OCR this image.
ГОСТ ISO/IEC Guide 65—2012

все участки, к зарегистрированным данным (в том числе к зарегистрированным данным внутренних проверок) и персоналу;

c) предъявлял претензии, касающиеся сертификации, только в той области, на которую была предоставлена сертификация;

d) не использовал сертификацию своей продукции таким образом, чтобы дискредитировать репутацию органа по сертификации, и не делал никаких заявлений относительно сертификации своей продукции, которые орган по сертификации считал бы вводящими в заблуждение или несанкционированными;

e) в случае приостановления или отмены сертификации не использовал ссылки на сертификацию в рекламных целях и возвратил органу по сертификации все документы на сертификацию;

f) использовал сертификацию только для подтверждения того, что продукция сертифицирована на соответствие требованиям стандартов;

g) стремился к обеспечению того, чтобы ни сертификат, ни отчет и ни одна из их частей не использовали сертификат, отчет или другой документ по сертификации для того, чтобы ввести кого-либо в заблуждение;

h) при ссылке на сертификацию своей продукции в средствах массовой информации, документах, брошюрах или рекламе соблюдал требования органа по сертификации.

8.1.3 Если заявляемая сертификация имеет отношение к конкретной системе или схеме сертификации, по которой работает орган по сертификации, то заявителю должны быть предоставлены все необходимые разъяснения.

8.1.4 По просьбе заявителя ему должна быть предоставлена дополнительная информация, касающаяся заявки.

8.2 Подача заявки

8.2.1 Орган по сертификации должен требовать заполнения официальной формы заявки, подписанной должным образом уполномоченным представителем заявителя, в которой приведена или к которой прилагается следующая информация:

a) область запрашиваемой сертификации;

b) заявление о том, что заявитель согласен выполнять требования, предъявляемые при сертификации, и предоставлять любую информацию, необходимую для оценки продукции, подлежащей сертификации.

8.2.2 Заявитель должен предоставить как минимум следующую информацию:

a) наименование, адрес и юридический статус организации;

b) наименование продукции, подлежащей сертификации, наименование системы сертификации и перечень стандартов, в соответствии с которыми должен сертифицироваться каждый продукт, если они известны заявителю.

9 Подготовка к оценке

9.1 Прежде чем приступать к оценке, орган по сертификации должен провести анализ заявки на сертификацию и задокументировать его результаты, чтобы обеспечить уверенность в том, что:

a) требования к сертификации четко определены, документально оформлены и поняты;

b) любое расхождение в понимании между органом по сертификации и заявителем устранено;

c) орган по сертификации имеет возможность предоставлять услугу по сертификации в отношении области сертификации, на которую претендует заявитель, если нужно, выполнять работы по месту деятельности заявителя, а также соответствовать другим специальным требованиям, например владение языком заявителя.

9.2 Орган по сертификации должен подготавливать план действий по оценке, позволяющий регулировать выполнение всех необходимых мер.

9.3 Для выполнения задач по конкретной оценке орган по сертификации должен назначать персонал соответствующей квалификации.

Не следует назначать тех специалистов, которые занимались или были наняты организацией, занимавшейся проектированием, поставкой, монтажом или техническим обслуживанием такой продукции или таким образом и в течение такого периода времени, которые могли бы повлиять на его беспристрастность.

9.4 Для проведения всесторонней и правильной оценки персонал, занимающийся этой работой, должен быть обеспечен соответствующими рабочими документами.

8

★ ★ ★ ★ ★ ★ ★

• [Task to complete]
Copy out all of the lines above exactly.

• [Written solution]
OCR this image.
ГОСТ ISO/IEC Guide 65—2012

все участки, к зарегистрированным данным (в том числе к зарегистрированным данным внутренних проверок) и персоналу;

c) предъявлял претензии, касающиеся сертификации, только в той области, на которую была предоставлена сертификация;

d) не использовал сертификацию своей продукции таким образом, чтобы дискредитировать репутацию органа по сертификации, и не делал никаких заявлений относительно сертификации своей продукции, которые орган по сертификации считал бы вводящими в заблуждение или несанкционированными;

e) в случае приостановления или отмены сертификации не использовал ссылки на сертификацию в рекламных целях и возвратил органу по сертификации все документы на сертификацию;

f) использовал сертификацию только для подтверждения того, что продукция сертифицирована на соответствие требованиям стандартов;

g) стремился к обеспечению того, чтобы ни сертификат, ни отчет и ни одна из их частей не использовали сертификат, отчет или другой документ по сертификации для того, чтобы ввести кого-либо в заблуждение;

h) при ссылке на сертификацию своей продукции в средствах массовой информации, документах, брошюрах или рекламе соблюдал требования органа по сертификации.

8.1.3 Если заявляемая сертификация имеет отношение к конкретной системе или схеме сертификации, по которой работает орган по сертификации, то заявителю должны быть предоставлены все необходимые разъяснения.

8.1.4 По просьбе заявителя ему должна быть предоставлена дополнительная информация, касающаяся заявки.

8.2 Подача заявки

8.2.1 Орган по сертификации должен требовать заполнения официальной формы заявки, подписанной должным образом уполномоченным представителем заявителя, в которой приведена или к которой прилагается следующая информация:

a) область запрашиваемой сертификации;

b) заявление о том, что заявитель согласен выполнять требования, предъявляемые при сертификации, и предоставлять любую информацию, необходимую для оценки продукции, подлежащей сертификации.

8.2.2 Заявитель должен предоставить как минимум следующую информацию:

a) наименование, адрес и юридический статус организации;

b) наименование продукции, подлежащей сертификации, наименование системы сертификации и перечень стандартов, в соответствии с которыми должен сертифицироваться каждый продукт, если они известны заявителю.

9 Подготовка к оценке

9.1 Прежде чем приступать к оценке, орган по сертификации должен провести анализ заявки на сертификацию и задокументировать его результаты, чтобы обеспечить уверенность в том, что:

a) требования к сертификации четко определены, документально оформлены и поняты;

b) любое расхождение в понимании между органом по сертификации и заявителем устранено;

c) орган по сертификации имеет возможность предоставлять услугу по сертификации в отношении области сертификации, на которую претендует заявитель, если нужно, выполнять работы по месту деятельности заявителя, а также соответствовать другим специальным требованиям, например владение языком заявителя.

9.2 Орган по сертификации должен подготавливать план действий по оценке, позволяющий регулировать выполнение всех необходимых мер.

9.3 Для выполнения задач по конкретной оценке орган по сертификации должен назначать персонал соответствующей квалификации.

Не следует назначать тех специалистов, которые занимались или были наняты организацией, занимавшейся проектированием, поставкой, монтажом или техническим обслуживанием такой продукции или таким образом и в течение такого периода времени, которые могли бы повлиять на его беспристрастность.

9.4 Для проведения всесторонней и правильной оценки персонал, занимающийся этой работой, должен быть обеспечен соответствующими рабочими документами.

8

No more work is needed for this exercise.